::: MATERIAL PROVIDED :::
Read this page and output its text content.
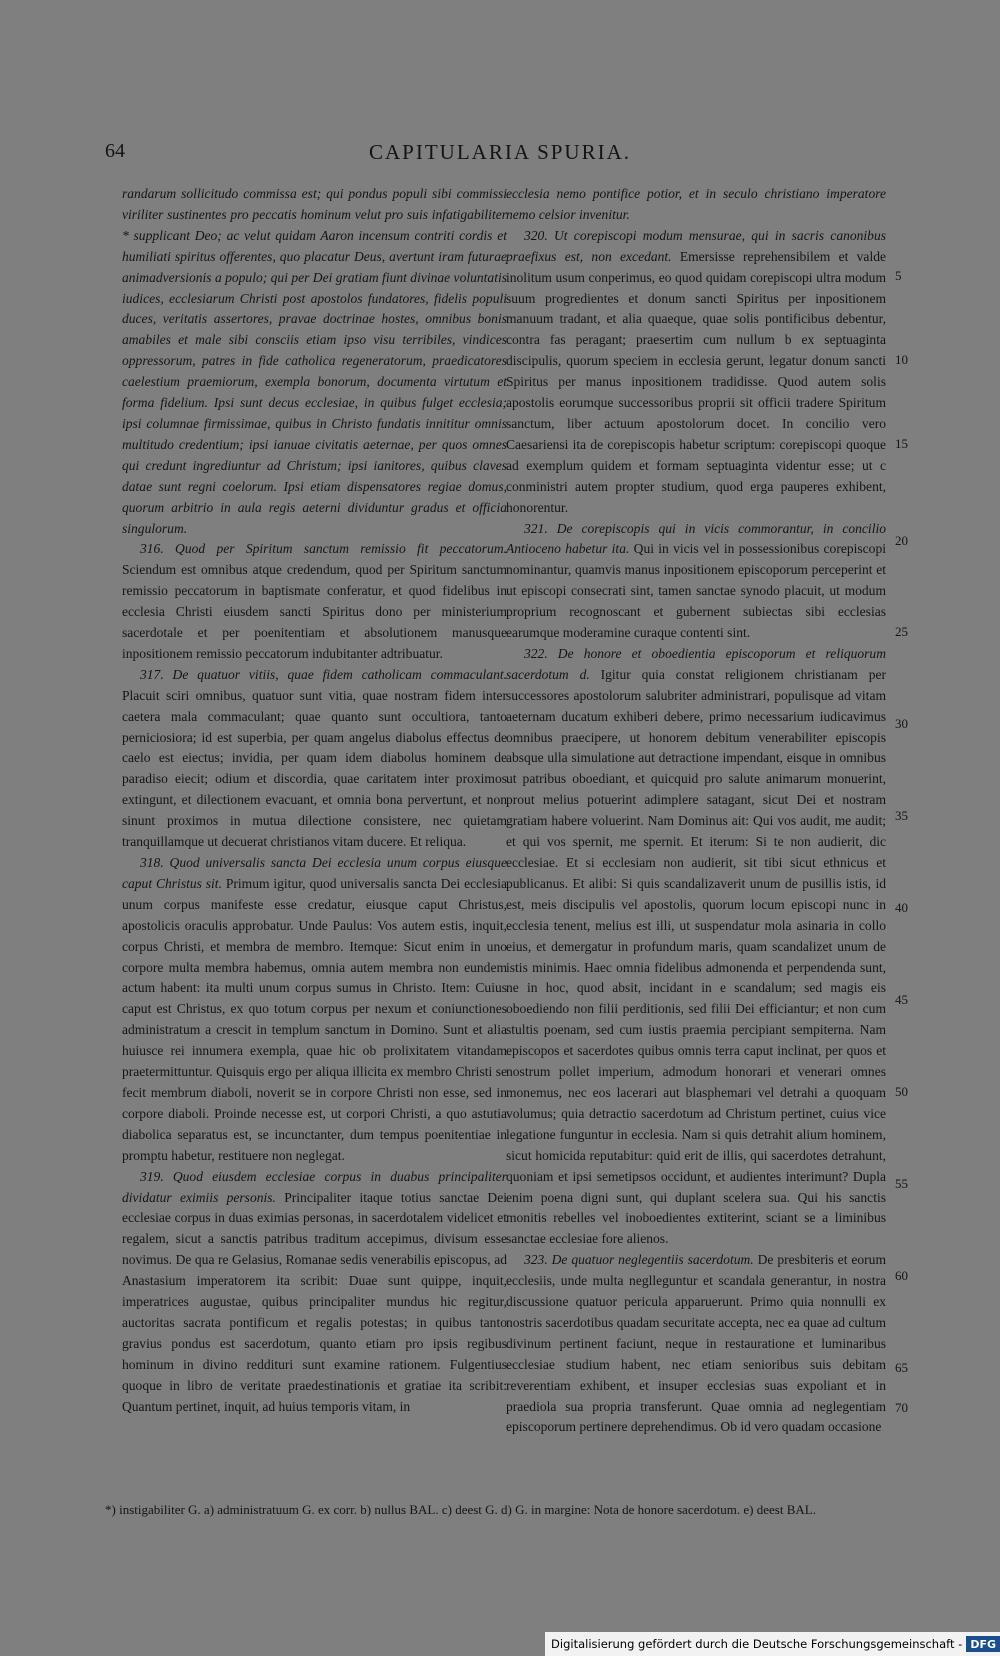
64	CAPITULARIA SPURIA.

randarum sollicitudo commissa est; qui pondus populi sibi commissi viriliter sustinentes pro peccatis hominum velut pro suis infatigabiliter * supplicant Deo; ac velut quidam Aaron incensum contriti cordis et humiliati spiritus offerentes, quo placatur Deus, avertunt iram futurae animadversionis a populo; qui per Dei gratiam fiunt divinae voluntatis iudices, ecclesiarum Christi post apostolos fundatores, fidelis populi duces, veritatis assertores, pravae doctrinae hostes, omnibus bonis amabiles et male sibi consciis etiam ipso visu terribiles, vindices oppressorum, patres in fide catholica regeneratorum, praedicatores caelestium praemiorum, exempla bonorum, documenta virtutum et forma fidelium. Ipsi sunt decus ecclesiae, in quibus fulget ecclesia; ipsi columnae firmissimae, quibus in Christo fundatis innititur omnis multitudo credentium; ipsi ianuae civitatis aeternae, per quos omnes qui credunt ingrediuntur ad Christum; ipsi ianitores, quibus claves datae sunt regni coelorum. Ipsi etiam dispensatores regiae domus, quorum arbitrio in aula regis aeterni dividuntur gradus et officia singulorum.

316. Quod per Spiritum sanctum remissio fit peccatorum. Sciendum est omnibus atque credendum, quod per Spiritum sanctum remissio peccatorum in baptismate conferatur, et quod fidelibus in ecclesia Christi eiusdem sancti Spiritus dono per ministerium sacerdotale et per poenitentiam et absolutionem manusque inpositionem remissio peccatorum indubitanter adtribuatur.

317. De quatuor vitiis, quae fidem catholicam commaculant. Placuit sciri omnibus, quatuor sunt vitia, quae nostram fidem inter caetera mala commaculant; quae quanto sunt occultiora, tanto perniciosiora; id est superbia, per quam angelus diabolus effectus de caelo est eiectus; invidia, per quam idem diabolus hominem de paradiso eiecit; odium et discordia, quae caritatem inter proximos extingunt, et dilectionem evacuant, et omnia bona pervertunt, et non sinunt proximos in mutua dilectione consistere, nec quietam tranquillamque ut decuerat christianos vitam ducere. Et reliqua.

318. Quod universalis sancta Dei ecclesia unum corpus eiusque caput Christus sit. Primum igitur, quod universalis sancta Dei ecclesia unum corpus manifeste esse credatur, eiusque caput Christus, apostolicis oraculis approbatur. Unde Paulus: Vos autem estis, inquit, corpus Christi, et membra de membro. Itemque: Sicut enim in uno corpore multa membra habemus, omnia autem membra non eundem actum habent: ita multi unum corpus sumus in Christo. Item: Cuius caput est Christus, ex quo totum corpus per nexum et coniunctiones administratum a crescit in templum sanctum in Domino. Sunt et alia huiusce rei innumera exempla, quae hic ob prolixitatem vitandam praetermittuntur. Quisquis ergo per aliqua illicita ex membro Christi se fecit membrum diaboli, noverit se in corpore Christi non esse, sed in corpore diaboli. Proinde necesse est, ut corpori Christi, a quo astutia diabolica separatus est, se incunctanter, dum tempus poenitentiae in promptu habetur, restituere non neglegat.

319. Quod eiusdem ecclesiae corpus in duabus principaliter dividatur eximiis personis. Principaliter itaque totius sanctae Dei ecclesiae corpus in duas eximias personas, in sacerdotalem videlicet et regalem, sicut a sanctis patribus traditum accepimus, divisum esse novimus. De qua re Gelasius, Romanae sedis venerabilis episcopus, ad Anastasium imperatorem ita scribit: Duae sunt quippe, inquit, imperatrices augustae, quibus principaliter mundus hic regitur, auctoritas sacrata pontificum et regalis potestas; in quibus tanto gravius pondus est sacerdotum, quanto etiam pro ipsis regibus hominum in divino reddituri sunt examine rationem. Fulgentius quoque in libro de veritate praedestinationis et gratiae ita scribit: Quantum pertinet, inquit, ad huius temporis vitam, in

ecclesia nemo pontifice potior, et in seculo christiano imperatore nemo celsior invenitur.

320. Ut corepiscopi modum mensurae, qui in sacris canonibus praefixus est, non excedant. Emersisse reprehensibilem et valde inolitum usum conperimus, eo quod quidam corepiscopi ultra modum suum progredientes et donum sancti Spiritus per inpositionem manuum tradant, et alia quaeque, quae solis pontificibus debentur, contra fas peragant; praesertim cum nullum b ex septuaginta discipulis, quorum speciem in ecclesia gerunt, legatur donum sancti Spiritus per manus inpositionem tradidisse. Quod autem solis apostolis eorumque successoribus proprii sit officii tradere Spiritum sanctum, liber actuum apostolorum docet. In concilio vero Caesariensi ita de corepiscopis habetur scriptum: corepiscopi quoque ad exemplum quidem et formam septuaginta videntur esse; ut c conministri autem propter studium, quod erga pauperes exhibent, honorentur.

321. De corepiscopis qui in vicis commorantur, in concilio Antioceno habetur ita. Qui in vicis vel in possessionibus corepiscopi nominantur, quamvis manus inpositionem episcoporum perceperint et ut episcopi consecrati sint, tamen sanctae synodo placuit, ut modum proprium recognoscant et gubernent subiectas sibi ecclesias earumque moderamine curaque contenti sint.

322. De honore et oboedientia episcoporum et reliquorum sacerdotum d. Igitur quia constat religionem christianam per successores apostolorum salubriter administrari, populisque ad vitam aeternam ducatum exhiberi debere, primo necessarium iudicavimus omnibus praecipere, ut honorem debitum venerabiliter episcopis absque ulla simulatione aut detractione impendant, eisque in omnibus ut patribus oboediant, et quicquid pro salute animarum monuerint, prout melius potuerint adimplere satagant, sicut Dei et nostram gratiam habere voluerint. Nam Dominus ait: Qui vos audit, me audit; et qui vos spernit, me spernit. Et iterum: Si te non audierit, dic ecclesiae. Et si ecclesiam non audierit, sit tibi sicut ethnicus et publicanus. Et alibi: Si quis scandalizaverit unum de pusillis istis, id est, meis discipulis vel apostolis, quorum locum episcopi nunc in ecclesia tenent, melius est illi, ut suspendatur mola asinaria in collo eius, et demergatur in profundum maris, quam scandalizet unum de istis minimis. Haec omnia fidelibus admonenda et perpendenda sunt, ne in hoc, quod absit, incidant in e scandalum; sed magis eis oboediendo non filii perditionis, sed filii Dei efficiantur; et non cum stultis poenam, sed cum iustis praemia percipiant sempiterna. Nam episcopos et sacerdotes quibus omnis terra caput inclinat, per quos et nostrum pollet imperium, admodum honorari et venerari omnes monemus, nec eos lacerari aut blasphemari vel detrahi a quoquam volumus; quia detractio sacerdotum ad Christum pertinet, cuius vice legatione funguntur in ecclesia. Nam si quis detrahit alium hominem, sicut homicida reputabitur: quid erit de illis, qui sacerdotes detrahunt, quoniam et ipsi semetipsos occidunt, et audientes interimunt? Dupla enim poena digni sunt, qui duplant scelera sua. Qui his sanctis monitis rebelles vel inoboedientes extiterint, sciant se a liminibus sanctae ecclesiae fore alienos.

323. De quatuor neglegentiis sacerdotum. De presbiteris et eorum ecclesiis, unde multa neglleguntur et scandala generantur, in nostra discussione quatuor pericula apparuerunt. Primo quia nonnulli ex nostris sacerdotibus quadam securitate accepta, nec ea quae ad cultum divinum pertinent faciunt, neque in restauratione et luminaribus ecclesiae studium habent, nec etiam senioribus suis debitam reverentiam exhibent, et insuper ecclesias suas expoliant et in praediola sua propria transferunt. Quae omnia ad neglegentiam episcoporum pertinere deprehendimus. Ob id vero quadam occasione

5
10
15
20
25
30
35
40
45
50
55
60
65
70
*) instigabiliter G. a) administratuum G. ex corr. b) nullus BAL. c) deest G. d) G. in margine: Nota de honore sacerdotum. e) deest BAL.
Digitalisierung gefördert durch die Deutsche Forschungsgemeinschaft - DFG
:::
::: MATERIAL PROVIDED :::
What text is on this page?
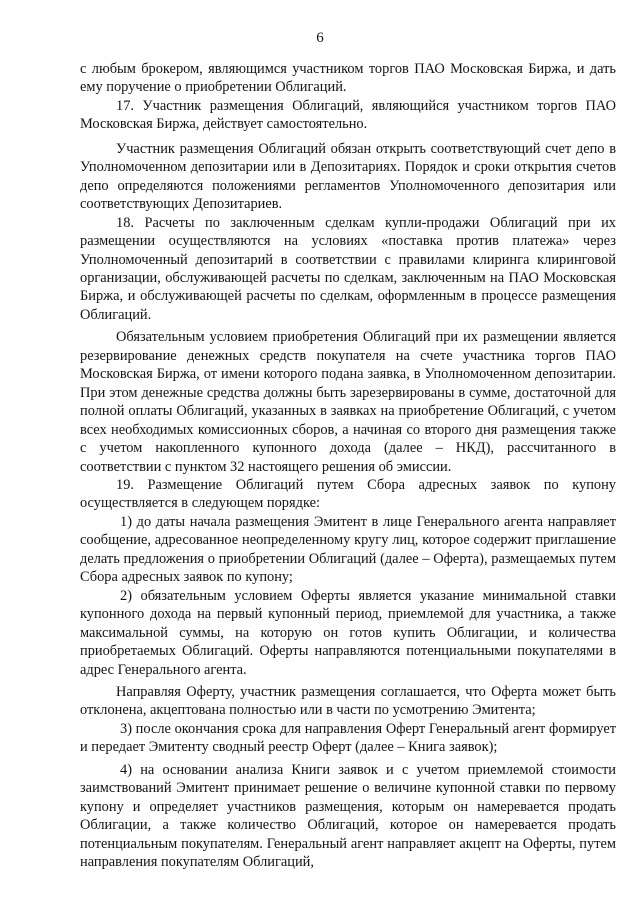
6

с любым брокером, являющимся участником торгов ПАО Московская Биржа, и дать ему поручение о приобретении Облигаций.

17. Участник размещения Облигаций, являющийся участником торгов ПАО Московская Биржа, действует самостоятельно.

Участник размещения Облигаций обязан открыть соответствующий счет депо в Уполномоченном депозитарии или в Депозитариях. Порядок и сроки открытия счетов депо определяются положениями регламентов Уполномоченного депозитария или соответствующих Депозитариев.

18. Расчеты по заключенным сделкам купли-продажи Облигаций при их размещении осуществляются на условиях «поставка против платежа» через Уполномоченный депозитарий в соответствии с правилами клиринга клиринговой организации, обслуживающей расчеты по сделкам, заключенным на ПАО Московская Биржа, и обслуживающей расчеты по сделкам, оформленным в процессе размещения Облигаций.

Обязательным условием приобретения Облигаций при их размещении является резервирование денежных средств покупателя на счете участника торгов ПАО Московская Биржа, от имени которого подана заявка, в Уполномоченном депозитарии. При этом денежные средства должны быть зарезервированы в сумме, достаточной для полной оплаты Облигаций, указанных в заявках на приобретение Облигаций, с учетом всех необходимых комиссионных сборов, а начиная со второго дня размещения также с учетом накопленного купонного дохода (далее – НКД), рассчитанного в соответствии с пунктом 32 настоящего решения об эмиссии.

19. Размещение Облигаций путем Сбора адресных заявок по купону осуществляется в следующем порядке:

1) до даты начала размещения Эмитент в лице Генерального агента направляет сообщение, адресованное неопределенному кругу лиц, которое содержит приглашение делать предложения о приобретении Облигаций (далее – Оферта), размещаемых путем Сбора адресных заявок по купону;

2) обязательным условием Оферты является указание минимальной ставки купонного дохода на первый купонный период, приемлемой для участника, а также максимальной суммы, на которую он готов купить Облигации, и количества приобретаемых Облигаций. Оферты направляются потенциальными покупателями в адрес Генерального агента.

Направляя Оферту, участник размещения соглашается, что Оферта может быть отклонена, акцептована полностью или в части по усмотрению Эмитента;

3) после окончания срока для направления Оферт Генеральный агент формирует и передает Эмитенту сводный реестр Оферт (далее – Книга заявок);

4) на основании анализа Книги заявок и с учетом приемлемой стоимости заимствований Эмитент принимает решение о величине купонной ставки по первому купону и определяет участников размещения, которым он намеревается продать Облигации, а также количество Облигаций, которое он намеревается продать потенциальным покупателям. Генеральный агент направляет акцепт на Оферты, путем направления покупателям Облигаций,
:::
::: MATERIAL PROVIDED :::
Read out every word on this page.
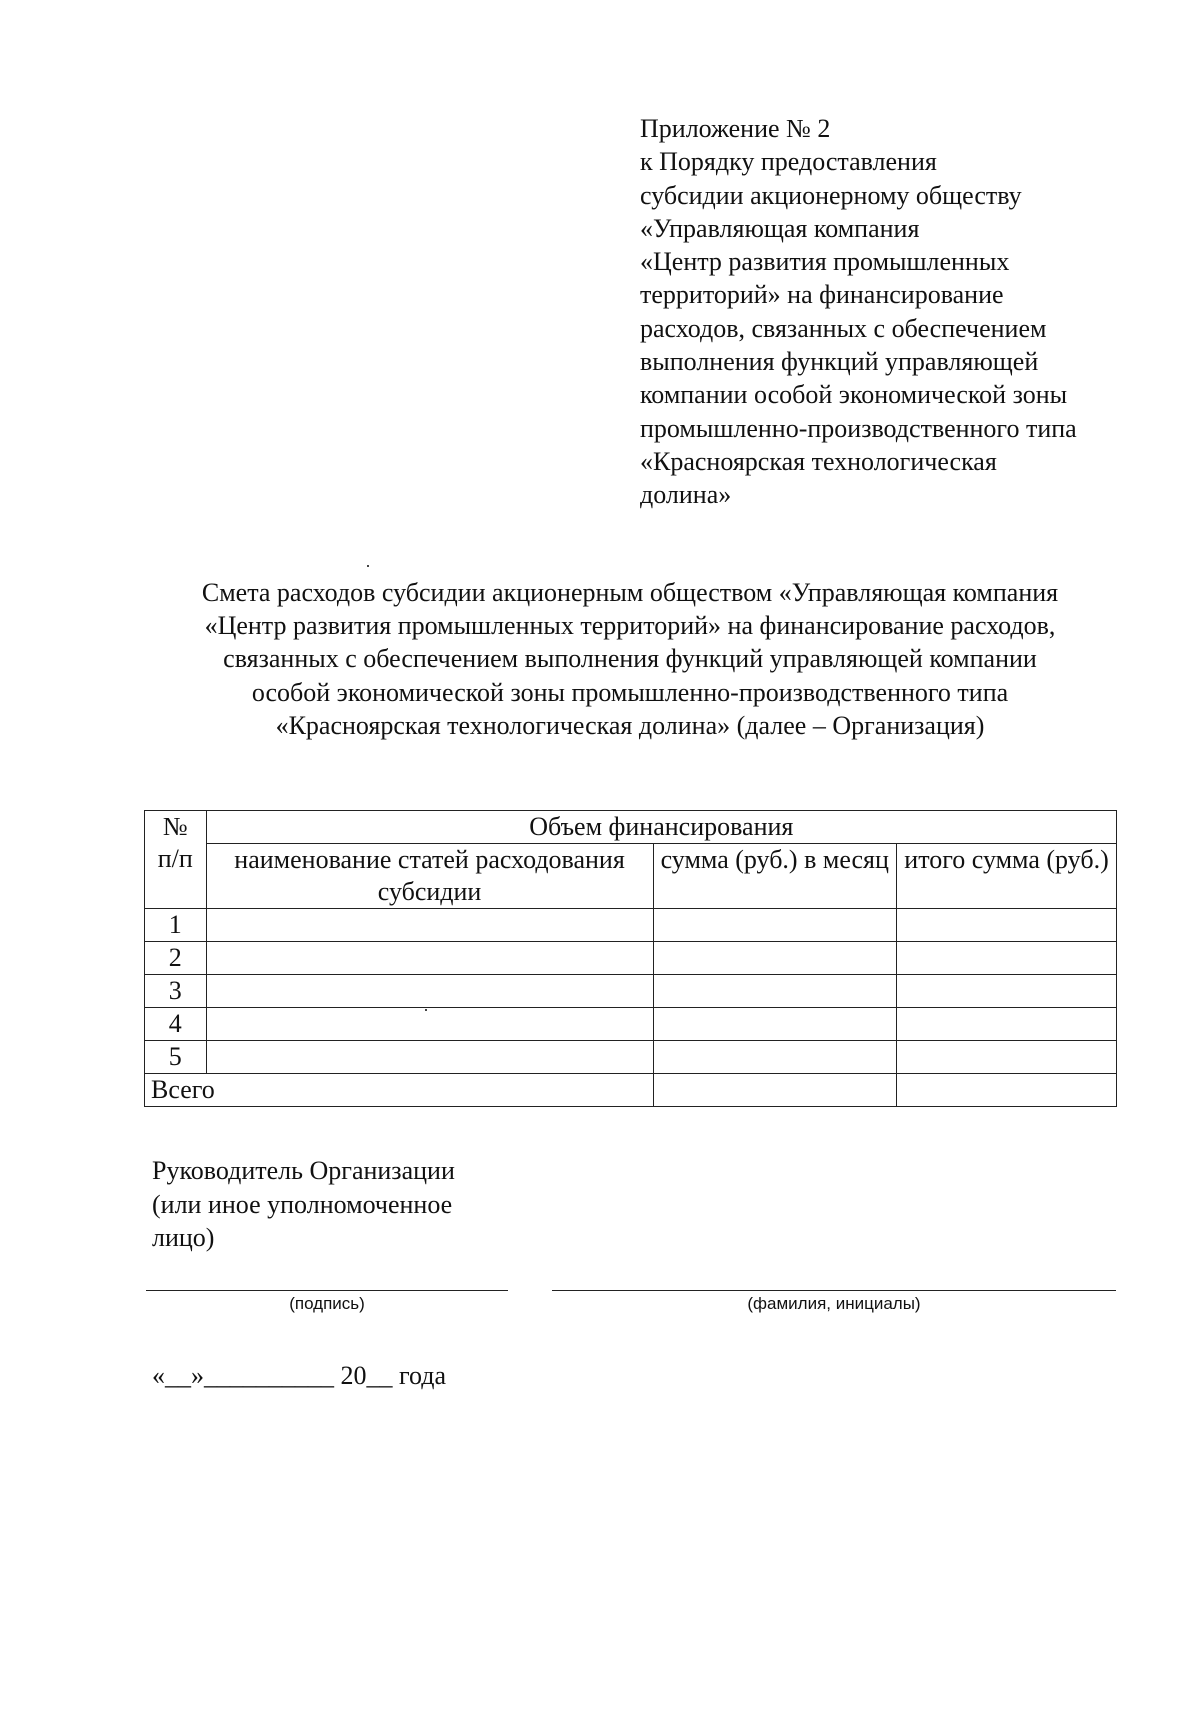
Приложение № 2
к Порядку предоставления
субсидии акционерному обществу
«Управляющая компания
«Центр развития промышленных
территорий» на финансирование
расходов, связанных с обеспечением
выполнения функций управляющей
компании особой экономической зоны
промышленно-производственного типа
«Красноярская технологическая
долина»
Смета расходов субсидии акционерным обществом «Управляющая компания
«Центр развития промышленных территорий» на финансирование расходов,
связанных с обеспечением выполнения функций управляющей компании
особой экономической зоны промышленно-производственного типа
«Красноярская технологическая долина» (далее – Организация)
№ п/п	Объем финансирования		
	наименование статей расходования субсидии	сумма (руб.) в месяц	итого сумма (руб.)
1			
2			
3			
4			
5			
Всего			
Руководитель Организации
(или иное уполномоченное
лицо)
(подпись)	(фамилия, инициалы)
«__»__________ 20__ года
:::
Locate each line with the word "компания" and copy it.

«Управляющая компания
Смета расходов субсидии акционерным обществом «Управляющая компания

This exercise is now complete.